__What this task involves__:
From the listing below, pull out every line where the string "properties" appears.

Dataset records

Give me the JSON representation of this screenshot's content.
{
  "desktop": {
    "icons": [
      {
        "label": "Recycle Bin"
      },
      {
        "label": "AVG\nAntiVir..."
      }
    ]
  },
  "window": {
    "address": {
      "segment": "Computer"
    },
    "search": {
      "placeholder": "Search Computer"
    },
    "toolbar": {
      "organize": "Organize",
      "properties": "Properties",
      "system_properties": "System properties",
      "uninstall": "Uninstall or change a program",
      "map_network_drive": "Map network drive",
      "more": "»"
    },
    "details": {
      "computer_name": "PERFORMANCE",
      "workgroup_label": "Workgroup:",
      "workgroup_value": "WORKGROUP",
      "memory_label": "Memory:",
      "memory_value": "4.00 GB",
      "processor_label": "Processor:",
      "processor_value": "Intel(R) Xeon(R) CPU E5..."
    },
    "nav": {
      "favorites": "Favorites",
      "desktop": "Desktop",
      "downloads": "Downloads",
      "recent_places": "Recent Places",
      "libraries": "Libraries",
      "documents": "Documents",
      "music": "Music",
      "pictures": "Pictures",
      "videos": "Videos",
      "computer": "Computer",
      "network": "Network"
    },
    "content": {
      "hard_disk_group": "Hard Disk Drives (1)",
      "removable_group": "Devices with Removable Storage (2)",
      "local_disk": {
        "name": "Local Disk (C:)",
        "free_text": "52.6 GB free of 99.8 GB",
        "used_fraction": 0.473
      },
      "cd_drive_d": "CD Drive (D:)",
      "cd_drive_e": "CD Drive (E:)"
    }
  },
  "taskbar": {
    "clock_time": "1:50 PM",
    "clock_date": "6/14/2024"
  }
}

__Correct response__:
      "properties": "Properties",
      "system_properties": "System properties",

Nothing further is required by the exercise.